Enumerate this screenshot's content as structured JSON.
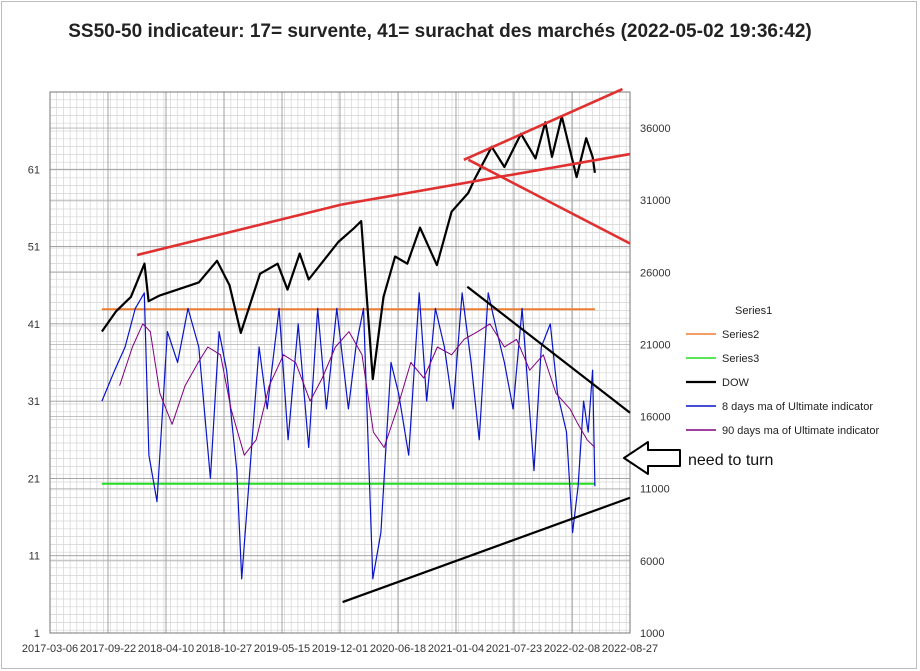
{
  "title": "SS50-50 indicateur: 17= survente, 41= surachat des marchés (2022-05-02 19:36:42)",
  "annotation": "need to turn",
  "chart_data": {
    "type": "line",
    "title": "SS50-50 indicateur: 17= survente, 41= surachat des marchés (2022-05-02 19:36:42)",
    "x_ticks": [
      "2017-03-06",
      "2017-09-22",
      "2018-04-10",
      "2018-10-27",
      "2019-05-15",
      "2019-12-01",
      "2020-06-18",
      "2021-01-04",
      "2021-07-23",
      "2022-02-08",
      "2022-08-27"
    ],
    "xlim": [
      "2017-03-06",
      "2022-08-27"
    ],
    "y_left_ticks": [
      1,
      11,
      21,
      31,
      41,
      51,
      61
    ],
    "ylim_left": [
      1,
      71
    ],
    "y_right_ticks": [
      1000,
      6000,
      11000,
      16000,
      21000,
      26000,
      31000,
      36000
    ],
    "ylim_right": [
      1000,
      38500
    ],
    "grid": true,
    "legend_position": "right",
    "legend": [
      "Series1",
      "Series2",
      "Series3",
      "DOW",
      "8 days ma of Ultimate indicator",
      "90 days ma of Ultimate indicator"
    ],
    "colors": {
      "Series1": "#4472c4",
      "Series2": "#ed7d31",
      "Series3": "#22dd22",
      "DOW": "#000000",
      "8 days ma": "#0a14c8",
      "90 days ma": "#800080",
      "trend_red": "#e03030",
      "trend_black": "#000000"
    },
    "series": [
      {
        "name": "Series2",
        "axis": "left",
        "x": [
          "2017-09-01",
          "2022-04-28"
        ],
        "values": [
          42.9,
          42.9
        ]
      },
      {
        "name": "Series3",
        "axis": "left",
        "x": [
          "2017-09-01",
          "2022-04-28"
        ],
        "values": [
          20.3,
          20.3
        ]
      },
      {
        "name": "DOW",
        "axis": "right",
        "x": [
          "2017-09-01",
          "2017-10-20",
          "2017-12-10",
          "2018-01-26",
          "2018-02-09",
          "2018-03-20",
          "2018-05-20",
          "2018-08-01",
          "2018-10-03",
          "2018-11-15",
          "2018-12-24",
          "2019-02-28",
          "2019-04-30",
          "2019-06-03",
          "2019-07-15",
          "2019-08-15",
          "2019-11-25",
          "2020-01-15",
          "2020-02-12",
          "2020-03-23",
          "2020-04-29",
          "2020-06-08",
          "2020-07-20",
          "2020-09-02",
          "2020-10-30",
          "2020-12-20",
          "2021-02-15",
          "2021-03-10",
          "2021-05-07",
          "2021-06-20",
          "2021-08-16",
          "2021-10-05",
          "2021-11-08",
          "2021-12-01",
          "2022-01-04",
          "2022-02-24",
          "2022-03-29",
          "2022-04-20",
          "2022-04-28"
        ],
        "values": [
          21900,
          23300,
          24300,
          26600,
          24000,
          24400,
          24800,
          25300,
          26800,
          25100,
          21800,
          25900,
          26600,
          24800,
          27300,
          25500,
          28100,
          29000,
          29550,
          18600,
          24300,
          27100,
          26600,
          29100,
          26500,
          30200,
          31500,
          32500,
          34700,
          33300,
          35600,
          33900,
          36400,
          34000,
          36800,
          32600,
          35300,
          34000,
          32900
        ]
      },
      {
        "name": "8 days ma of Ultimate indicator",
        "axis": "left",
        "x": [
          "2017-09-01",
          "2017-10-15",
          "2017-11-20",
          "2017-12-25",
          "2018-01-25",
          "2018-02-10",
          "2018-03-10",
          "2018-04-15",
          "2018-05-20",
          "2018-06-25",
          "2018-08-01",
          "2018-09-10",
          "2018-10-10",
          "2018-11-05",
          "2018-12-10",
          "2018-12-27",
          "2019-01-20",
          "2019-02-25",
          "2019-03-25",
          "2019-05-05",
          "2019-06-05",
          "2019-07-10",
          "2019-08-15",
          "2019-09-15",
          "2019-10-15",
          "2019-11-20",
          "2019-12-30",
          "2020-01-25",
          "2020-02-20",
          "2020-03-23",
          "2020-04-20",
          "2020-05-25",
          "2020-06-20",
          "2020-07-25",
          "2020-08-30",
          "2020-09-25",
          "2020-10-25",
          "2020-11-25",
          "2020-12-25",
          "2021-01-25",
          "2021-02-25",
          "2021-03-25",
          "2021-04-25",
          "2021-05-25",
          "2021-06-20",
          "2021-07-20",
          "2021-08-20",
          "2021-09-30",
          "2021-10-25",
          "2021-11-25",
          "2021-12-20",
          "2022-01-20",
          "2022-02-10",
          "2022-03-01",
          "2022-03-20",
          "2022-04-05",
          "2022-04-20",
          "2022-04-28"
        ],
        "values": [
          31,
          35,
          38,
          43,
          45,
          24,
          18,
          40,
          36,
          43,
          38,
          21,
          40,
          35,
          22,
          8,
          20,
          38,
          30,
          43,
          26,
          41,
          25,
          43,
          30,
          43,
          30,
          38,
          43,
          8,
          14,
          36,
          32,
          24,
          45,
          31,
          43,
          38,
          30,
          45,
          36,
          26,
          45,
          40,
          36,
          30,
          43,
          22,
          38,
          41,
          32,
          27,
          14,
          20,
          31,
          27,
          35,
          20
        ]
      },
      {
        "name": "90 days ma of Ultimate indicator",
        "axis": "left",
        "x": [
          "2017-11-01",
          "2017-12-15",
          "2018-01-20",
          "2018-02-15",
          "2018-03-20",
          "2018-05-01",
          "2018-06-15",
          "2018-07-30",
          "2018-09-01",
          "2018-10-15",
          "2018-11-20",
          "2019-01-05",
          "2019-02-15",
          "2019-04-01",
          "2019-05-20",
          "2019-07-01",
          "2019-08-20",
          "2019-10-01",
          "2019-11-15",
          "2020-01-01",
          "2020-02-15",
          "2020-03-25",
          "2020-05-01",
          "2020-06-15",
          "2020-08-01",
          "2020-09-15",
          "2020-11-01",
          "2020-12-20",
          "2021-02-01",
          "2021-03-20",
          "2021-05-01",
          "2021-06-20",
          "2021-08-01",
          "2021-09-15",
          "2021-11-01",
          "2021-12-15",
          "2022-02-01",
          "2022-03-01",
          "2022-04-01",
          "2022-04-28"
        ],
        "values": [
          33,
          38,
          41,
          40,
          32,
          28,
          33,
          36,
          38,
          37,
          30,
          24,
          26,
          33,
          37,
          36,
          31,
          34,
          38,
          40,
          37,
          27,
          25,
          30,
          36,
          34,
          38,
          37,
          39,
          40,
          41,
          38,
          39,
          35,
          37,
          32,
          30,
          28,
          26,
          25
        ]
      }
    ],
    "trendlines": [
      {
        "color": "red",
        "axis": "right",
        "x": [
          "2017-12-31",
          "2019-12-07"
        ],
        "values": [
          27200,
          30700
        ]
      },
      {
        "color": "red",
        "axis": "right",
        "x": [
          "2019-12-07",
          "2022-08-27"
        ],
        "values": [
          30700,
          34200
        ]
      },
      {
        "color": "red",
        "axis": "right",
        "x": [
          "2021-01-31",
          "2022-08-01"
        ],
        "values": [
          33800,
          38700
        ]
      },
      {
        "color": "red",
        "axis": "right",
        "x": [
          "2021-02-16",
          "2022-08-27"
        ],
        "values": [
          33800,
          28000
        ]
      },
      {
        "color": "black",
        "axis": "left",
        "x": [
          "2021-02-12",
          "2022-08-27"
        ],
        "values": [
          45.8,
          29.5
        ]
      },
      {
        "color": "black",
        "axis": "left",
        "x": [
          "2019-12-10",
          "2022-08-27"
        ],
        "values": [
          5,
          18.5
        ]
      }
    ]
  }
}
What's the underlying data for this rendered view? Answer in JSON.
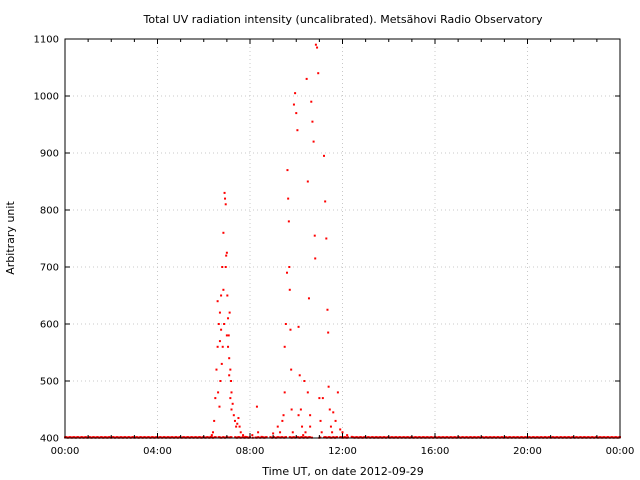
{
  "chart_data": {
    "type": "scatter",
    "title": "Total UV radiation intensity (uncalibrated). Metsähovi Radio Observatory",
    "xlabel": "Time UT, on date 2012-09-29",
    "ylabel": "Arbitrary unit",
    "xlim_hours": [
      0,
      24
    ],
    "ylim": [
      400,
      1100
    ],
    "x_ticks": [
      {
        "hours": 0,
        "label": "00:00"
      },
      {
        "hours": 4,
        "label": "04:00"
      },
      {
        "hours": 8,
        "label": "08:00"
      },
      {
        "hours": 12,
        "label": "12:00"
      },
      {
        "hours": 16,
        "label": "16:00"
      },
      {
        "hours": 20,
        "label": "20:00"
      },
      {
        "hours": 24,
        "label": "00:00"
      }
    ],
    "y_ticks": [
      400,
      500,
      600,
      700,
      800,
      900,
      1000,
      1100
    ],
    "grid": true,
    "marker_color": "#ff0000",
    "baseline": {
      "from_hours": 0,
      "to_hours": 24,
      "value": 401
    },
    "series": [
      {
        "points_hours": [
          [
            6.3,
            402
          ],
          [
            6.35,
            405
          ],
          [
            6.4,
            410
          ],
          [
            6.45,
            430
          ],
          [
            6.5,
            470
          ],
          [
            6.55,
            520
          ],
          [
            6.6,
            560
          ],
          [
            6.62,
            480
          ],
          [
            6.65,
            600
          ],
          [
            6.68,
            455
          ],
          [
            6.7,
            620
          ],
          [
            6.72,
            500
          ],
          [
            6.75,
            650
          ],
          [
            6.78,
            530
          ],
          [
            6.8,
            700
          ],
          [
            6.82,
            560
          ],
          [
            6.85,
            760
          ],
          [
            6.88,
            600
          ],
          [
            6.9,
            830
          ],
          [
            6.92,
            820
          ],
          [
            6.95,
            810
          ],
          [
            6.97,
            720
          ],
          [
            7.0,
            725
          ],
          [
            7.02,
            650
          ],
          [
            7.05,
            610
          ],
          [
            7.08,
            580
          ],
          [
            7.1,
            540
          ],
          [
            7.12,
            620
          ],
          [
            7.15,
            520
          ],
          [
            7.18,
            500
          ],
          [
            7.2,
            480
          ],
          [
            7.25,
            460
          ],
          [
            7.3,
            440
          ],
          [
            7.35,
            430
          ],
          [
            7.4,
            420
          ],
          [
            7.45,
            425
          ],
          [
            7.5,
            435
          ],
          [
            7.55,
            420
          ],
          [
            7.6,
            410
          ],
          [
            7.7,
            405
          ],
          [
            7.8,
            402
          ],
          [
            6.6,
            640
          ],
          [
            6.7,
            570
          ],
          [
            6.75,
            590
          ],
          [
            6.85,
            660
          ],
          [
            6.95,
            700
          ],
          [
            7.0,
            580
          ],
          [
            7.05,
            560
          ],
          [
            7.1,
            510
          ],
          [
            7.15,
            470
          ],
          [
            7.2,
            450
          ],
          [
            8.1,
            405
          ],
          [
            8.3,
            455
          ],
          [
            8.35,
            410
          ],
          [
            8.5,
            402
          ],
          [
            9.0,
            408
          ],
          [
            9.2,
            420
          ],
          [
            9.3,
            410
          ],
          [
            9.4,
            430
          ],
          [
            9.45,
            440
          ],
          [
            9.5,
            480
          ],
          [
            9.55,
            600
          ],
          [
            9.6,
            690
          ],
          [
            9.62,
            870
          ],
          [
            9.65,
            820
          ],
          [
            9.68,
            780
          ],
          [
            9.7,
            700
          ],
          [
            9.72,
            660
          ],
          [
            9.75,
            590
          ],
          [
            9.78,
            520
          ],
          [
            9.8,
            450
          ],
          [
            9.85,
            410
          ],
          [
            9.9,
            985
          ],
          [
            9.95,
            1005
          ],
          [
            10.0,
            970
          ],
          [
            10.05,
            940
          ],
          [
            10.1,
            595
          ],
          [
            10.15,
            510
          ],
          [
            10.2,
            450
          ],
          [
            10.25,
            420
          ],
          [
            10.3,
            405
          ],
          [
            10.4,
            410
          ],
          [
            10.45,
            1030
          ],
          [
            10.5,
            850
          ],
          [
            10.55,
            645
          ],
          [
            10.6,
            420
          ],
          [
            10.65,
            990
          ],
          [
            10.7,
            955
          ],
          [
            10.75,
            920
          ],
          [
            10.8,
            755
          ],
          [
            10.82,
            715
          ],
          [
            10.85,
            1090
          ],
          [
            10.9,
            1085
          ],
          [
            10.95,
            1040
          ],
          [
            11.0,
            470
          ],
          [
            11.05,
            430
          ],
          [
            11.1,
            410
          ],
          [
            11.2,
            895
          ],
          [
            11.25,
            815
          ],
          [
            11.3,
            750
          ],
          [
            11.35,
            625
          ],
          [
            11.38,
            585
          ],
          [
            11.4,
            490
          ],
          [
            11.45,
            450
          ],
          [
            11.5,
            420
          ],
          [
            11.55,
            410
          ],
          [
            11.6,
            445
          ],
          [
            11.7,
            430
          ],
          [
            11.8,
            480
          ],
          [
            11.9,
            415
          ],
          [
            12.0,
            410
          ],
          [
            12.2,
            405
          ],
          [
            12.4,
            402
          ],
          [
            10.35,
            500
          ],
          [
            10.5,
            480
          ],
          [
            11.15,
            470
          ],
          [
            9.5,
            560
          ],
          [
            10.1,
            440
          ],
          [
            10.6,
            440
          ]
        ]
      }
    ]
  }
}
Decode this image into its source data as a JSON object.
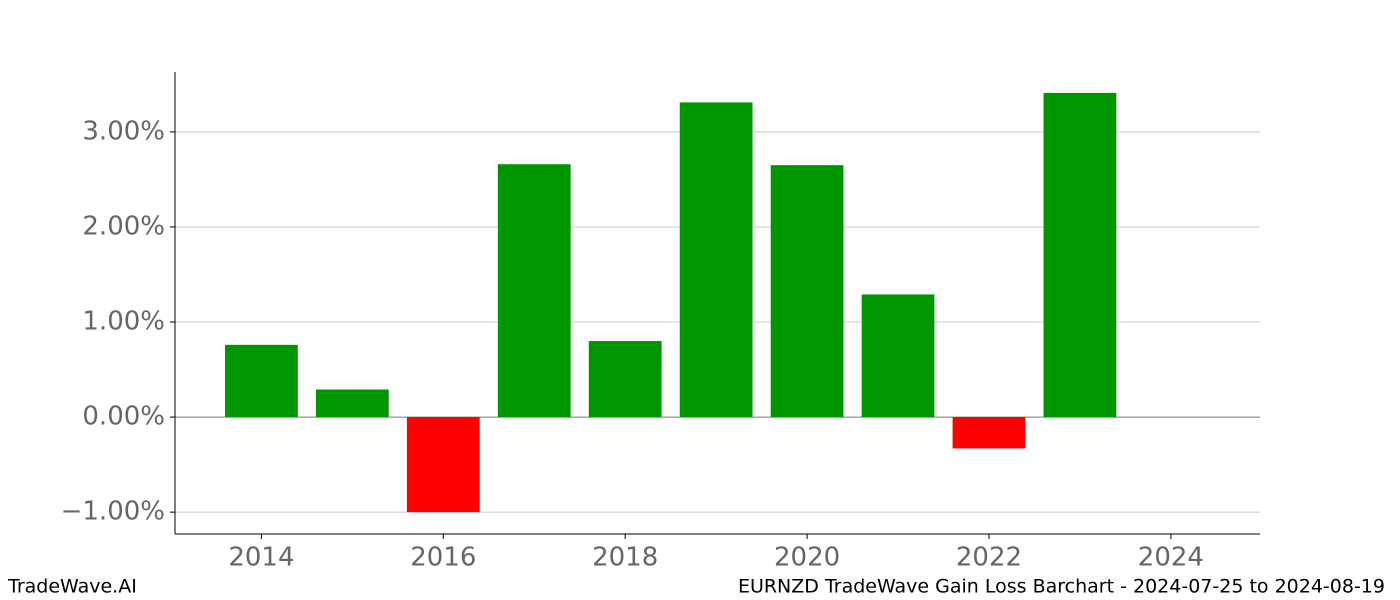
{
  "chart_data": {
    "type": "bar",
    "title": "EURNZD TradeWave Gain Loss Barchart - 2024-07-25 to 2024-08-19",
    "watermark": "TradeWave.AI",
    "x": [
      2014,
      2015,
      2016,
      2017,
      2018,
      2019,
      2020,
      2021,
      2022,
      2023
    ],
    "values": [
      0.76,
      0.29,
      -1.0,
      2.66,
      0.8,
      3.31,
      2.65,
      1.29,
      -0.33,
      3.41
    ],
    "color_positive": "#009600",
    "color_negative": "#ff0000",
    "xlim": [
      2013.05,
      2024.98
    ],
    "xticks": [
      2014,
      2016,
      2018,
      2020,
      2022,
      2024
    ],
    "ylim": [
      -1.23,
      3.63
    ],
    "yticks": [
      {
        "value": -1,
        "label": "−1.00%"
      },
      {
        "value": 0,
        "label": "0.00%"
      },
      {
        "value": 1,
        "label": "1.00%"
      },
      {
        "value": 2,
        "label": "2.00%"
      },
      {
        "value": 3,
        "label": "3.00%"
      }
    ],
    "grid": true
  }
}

PROMPT: Show all lines from the records above where the word "surachat" occurs.

IN RESPONSE:
  "title": "SS50-50 indicateur: 17= survente, 41= surachat des marchés (2022-05-02 19:36:42)",
    "title": "SS50-50 indicateur: 17= survente, 41= surachat des marchés (2022-05-02 19:36:42)",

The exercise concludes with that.